DATA FOR THIS TASK
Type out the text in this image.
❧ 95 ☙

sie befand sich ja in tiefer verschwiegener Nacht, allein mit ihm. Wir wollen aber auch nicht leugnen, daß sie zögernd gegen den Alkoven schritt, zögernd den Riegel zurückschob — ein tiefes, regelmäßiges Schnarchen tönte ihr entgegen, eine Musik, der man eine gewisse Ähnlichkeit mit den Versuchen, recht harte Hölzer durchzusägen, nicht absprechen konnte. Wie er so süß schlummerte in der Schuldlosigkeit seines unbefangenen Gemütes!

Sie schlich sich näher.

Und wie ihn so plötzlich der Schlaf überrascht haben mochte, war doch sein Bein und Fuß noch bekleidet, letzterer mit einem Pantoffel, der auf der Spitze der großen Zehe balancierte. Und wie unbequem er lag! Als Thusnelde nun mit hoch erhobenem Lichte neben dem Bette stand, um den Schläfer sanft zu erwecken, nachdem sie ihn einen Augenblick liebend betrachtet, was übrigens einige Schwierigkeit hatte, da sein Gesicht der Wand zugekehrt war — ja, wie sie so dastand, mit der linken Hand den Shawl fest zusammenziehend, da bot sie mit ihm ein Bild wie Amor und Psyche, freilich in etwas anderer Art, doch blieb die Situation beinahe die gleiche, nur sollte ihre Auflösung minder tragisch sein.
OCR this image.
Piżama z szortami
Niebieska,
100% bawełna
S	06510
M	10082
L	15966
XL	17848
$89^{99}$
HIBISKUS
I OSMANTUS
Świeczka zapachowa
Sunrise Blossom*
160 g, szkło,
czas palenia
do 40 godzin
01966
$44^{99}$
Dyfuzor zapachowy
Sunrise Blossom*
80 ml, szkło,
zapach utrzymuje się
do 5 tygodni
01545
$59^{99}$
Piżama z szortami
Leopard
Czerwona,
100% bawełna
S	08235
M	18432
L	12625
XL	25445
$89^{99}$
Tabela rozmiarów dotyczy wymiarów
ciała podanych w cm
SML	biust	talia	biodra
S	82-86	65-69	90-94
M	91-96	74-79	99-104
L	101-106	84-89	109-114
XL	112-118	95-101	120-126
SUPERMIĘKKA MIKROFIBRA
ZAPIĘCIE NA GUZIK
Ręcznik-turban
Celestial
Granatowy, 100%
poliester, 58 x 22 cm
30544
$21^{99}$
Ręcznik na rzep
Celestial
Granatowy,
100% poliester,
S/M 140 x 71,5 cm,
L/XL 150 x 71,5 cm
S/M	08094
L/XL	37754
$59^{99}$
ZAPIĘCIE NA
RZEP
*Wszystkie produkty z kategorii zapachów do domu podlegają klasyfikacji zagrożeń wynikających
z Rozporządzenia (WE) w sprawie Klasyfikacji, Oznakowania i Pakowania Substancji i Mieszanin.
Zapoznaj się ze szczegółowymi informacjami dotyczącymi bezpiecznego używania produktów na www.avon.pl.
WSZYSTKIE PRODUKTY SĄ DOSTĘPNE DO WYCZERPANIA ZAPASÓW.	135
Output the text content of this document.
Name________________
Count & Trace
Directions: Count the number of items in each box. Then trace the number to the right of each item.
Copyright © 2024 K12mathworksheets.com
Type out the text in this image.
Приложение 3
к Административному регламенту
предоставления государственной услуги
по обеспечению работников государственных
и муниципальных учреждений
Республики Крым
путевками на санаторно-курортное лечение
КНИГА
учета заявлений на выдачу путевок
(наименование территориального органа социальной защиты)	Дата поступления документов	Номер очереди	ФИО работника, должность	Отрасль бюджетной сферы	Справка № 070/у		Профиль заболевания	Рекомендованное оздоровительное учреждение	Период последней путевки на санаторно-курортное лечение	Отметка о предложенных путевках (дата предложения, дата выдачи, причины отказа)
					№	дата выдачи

YOUR OBJECTIVE
Retype the entries exactly, including every line.

REPLY TO THE TASK
Type out the text in this image.
❧ 95 ☙

sie befand sich ja in tiefer verschwiegener Nacht, allein mit ihm. Wir wollen aber auch nicht leugnen, daß sie zögernd gegen den Alkoven schritt, zögernd den Riegel zurückschob — ein tiefes, regelmäßiges Schnarchen tönte ihr entgegen, eine Musik, der man eine gewisse Ähnlichkeit mit den Versuchen, recht harte Hölzer durchzusägen, nicht absprechen konnte. Wie er so süß schlummerte in der Schuldlosigkeit seines unbefangenen Gemütes!

Sie schlich sich näher.

Und wie ihn so plötzlich der Schlaf überrascht haben mochte, war doch sein Bein und Fuß noch bekleidet, letzterer mit einem Pantoffel, der auf der Spitze der großen Zehe balancierte. Und wie unbequem er lag! Als Thusnelde nun mit hoch erhobenem Lichte neben dem Bette stand, um den Schläfer sanft zu erwecken, nachdem sie ihn einen Augenblick liebend betrachtet, was übrigens einige Schwierigkeit hatte, da sein Gesicht der Wand zugekehrt war — ja, wie sie so dastand, mit der linken Hand den Shawl fest zusammenziehend, da bot sie mit ihm ein Bild wie Amor und Psyche, freilich in etwas anderer Art, doch blieb die Situation beinahe die gleiche, nur sollte ihre Auflösung minder tragisch sein.
OCR this image.
Piżama z szortami
Niebieska,
100% bawełna
S	06510
M	10082
L	15966
XL	17848
$89^{99}$
HIBISKUS
I OSMANTUS
Świeczka zapachowa
Sunrise Blossom*
160 g, szkło,
czas palenia
do 40 godzin
01966
$44^{99}$
Dyfuzor zapachowy
Sunrise Blossom*
80 ml, szkło,
zapach utrzymuje się
do 5 tygodni
01545
$59^{99}$
Piżama z szortami
Leopard
Czerwona,
100% bawełna
S	08235
M	18432
L	12625
XL	25445
$89^{99}$
Tabela rozmiarów dotyczy wymiarów
ciała podanych w cm
SML	biust	talia	biodra
S	82-86	65-69	90-94
M	91-96	74-79	99-104
L	101-106	84-89	109-114
XL	112-118	95-101	120-126
SUPERMIĘKKA MIKROFIBRA
ZAPIĘCIE NA GUZIK
Ręcznik-turban
Celestial
Granatowy, 100%
poliester, 58 x 22 cm
30544
$21^{99}$
Ręcznik na rzep
Celestial
Granatowy,
100% poliester,
S/M 140 x 71,5 cm,
L/XL 150 x 71,5 cm
S/M	08094
L/XL	37754
$59^{99}$
ZAPIĘCIE NA
RZEP
*Wszystkie produkty z kategorii zapachów do domu podlegają klasyfikacji zagrożeń wynikających
z Rozporządzenia (WE) w sprawie Klasyfikacji, Oznakowania i Pakowania Substancji i Mieszanin.
Zapoznaj się ze szczegółowymi informacjami dotyczącymi bezpiecznego używania produktów na www.avon.pl.
WSZYSTKIE PRODUKTY SĄ DOSTĘPNE DO WYCZERPANIA ZAPASÓW.	135
Output the text content of this document.
Name________________
Count & Trace
Directions: Count the number of items in each box. Then trace the number to the right of each item.
Copyright © 2024 K12mathworksheets.com
Type out the text in this image.
Приложение 3
к Административному регламенту
предоставления государственной услуги
по обеспечению работников государственных
и муниципальных учреждений
Республики Крым
путевками на санаторно-курортное лечение
КНИГА
учета заявлений на выдачу путевок
(наименование территориального органа социальной защиты)	Дата поступления документов	Номер очереди	ФИО работника, должность	Отрасль бюджетной сферы	Справка № 070/у		Профиль заболевания	Рекомендованное оздоровительное учреждение	Период последней путевки на санаторно-курортное лечение	Отметка о предложенных путевках (дата предложения, дата выдачи, причины отказа)
					№	дата выдачи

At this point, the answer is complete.